**TASK DETAILS**
Exactly as written, please set down all of the entries again, with no pictures.

**RECORD EXTRACTS**
[START]
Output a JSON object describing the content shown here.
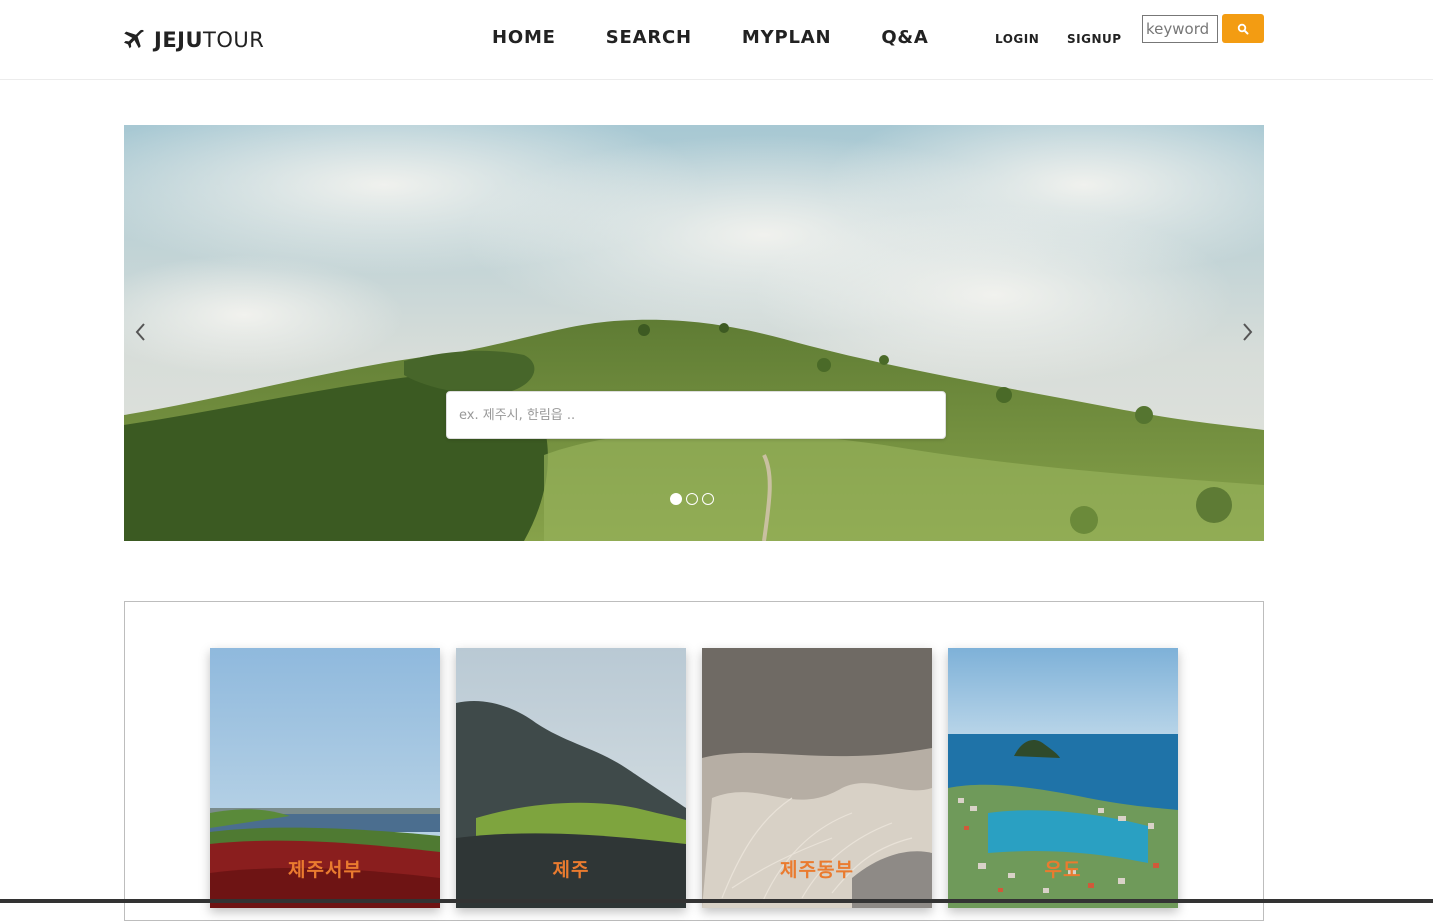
{
  "header": {
    "logo_bold": "JEJU",
    "logo_light": "TOUR",
    "nav": [
      "HOME",
      "SEARCH",
      "MYPLAN",
      "Q&A"
    ],
    "login_label": "LOGIN",
    "signup_label": "SIGNUP",
    "search_placeholder": "keyword"
  },
  "hero": {
    "search_placeholder": "ex. 제주시, 한림읍 ..",
    "slide_count": 3,
    "active_slide": 1
  },
  "regions": [
    {
      "label": "제주서부"
    },
    {
      "label": "제주"
    },
    {
      "label": "제주동부"
    },
    {
      "label": "우도"
    }
  ],
  "colors": {
    "accent": "#f39c12",
    "card_label": "#ea7b2f"
  },
  "icons": {
    "logo": "plane-icon",
    "search_button": "search-icon",
    "prev": "chevron-left-icon",
    "next": "chevron-right-icon"
  }
}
[END]
**SOLVED PROBLEM**
Output a JSON object describing the content shown here.
{
  "header": {
    "logo_bold": "JEJU",
    "logo_light": "TOUR",
    "nav": [
      "HOME",
      "SEARCH",
      "MYPLAN",
      "Q&A"
    ],
    "login_label": "LOGIN",
    "signup_label": "SIGNUP",
    "search_placeholder": "keyword"
  },
  "hero": {
    "search_placeholder": "ex. 제주시, 한림읍 ..",
    "slide_count": 3,
    "active_slide": 1
  },
  "regions": [
    {
      "label": "제주서부"
    },
    {
      "label": "제주"
    },
    {
      "label": "제주동부"
    },
    {
      "label": "우도"
    }
  ],
  "colors": {
    "accent": "#f39c12",
    "card_label": "#ea7b2f"
  },
  "icons": {
    "logo": "plane-icon",
    "search_button": "search-icon",
    "prev": "chevron-left-icon",
    "next": "chevron-right-icon"
  }
}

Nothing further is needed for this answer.